### RECORDS SUPPLIED:
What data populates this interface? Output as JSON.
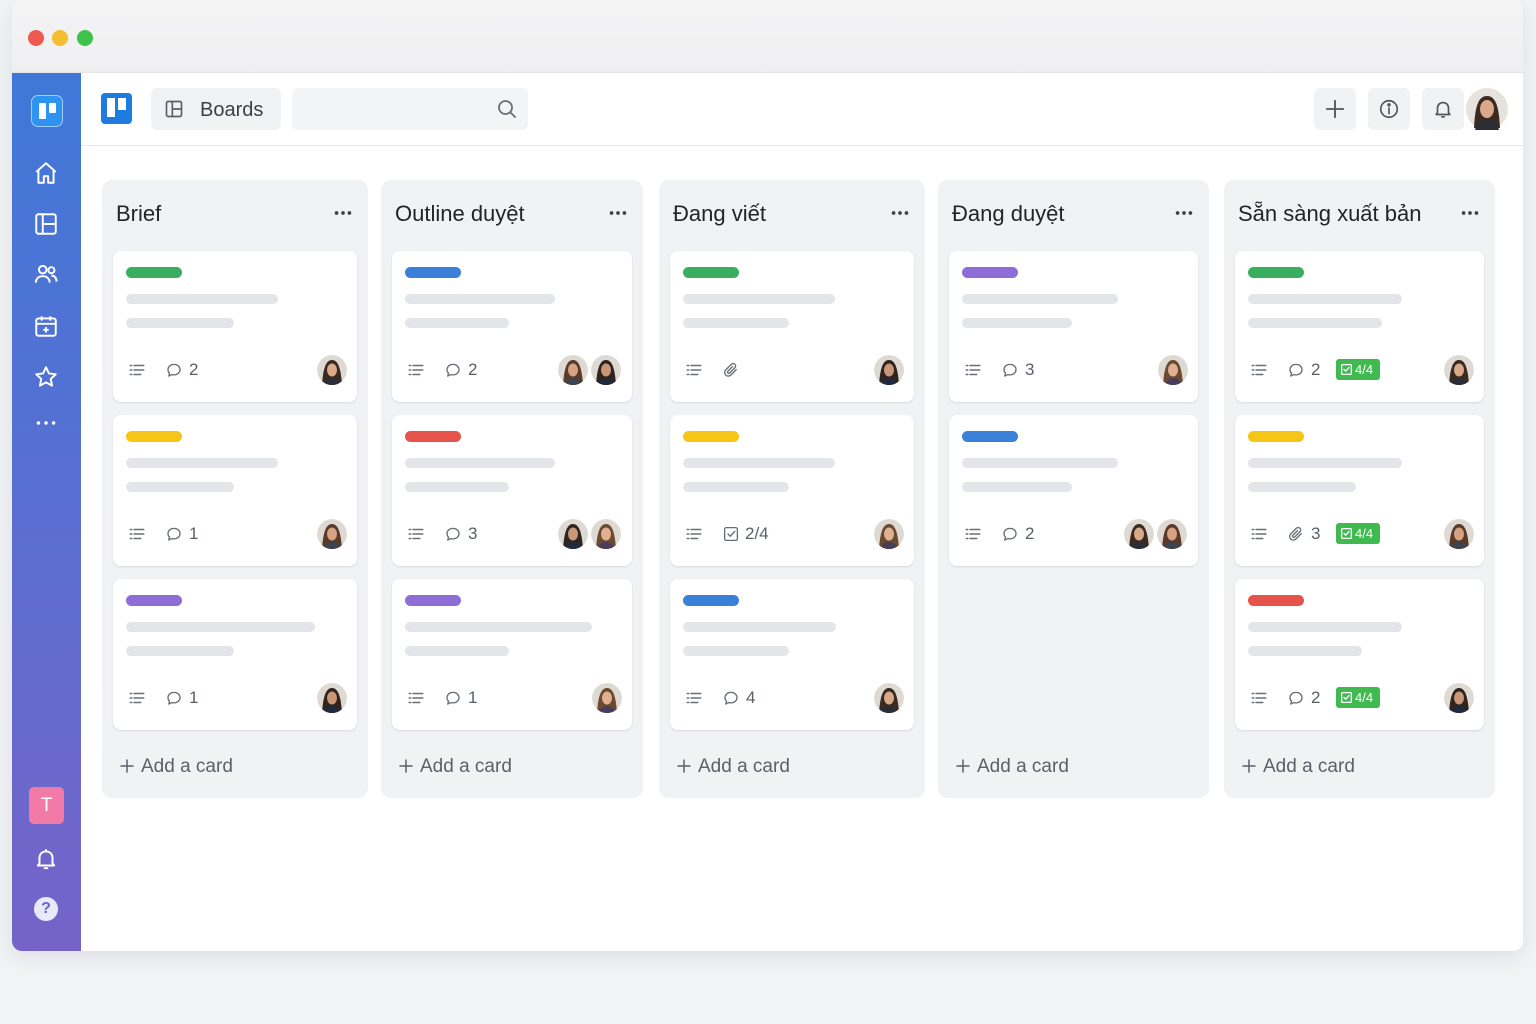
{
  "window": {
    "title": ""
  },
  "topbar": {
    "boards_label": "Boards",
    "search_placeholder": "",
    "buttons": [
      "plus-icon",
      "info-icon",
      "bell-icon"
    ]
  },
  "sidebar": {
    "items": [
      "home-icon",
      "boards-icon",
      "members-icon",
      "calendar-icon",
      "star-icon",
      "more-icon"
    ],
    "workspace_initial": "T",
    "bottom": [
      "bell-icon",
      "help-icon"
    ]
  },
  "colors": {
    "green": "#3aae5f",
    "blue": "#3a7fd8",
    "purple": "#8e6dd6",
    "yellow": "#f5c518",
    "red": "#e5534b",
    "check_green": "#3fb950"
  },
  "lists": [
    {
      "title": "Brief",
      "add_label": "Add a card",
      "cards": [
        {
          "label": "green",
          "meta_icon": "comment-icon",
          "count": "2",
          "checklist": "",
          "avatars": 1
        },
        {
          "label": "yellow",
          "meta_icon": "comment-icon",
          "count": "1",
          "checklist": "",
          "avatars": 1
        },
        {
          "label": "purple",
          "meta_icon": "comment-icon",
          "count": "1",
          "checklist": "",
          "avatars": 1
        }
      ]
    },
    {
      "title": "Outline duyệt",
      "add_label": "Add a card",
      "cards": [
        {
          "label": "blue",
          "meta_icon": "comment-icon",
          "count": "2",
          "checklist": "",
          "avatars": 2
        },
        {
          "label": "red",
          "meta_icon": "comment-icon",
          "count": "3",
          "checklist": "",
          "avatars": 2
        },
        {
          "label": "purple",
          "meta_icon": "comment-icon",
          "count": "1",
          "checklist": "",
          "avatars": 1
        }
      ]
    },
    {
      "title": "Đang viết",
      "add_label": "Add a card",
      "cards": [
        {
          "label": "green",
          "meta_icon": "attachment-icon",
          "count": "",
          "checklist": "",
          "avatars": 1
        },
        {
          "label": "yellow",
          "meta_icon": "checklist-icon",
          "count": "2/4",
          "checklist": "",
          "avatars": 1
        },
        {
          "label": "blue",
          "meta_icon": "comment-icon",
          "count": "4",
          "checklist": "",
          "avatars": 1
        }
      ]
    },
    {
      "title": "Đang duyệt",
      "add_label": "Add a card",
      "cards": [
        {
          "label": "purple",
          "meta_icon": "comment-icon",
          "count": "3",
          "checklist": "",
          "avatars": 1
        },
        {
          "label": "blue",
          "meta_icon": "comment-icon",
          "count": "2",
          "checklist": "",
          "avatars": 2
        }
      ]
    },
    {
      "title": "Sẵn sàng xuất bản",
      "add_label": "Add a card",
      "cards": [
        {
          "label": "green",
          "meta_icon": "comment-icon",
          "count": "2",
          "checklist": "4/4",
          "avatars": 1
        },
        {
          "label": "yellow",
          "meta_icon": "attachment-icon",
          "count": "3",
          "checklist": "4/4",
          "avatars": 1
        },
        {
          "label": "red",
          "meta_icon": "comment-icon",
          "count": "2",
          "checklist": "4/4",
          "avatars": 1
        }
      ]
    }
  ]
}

==

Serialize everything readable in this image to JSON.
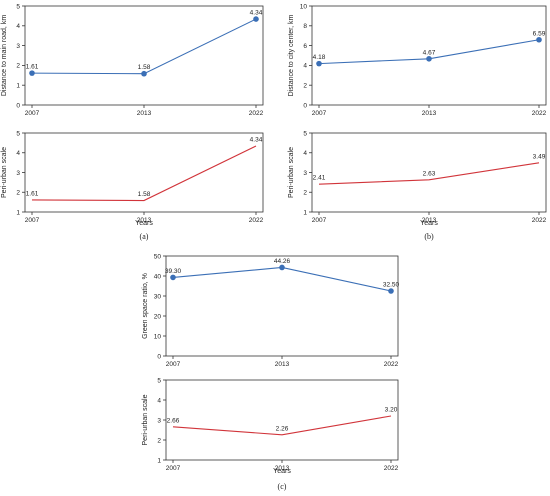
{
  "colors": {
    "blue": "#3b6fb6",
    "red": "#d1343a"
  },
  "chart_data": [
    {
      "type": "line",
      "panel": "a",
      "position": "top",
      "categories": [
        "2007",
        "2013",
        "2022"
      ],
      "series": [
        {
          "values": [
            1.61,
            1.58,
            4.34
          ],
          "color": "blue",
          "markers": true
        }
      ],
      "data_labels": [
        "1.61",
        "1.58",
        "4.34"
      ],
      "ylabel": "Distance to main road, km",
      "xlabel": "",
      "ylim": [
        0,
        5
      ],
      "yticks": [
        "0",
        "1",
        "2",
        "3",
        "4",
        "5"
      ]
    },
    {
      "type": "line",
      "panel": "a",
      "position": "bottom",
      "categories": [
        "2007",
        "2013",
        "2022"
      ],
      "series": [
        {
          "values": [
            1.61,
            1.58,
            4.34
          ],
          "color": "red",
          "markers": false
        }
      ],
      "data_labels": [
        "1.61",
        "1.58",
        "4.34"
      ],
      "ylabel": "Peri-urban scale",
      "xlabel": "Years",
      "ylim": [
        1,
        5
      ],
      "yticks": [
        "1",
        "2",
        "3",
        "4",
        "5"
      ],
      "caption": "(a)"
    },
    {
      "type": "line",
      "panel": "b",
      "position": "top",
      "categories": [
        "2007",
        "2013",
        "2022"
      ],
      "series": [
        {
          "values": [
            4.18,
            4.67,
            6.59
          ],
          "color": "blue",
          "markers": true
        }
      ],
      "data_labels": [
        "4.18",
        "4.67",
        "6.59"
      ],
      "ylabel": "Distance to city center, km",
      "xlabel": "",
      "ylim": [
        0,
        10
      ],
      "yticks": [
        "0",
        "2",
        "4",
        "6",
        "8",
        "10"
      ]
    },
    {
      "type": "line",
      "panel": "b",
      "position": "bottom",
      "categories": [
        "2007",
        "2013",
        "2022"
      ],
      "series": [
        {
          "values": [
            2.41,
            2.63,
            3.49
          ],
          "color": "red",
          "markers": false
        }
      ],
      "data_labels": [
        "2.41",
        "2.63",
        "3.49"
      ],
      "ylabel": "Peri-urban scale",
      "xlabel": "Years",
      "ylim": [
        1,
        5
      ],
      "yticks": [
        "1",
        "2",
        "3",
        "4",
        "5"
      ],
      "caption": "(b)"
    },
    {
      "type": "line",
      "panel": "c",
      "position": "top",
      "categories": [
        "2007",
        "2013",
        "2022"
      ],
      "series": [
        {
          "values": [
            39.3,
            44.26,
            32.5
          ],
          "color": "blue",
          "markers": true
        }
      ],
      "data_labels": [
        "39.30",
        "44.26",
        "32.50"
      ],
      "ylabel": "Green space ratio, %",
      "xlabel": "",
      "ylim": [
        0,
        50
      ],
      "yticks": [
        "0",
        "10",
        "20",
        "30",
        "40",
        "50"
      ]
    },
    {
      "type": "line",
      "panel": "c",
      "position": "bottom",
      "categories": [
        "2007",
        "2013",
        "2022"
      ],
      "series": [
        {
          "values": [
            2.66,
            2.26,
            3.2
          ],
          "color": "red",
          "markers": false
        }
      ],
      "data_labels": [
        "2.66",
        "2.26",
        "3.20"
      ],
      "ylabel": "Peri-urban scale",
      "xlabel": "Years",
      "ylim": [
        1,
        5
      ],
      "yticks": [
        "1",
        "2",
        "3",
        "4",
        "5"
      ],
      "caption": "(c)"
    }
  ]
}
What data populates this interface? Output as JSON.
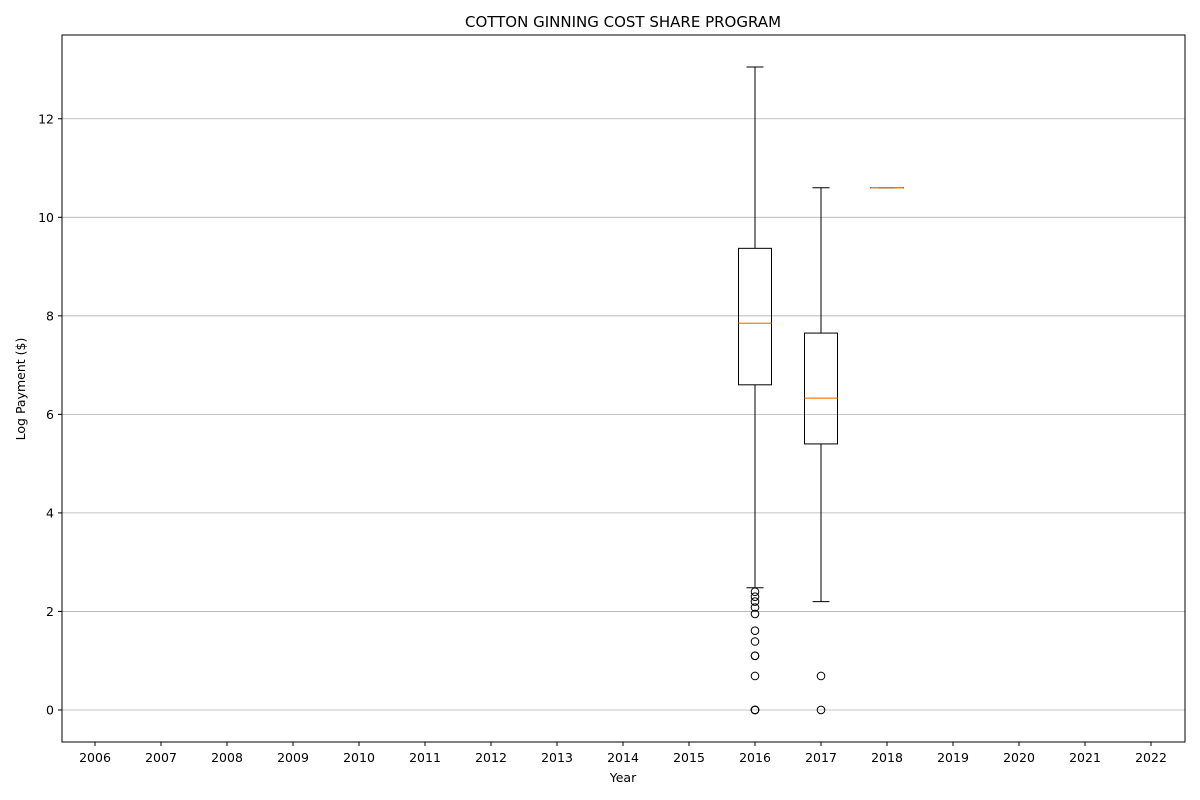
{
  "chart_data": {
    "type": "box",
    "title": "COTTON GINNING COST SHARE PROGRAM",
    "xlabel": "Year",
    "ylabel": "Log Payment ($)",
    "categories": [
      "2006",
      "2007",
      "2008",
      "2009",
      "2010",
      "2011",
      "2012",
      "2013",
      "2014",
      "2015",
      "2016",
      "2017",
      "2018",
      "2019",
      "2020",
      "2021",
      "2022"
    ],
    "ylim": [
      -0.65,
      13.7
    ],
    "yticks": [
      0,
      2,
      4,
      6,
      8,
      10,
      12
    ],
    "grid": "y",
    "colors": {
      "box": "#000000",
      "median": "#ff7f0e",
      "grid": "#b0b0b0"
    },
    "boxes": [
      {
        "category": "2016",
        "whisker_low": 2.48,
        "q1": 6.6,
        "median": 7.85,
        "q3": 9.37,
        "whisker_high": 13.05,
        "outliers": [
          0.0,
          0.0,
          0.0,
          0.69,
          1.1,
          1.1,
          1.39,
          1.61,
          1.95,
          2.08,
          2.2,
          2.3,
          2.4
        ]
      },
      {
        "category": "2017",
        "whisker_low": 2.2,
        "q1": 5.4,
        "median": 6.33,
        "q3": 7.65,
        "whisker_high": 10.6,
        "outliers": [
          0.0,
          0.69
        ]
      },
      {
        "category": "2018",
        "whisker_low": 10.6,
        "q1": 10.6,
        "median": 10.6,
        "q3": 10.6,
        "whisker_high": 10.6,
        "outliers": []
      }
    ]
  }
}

### TASK:
Tally how many lines in the material above hold the word "duyệt". Write only that number.

### THE SOLUTION:
2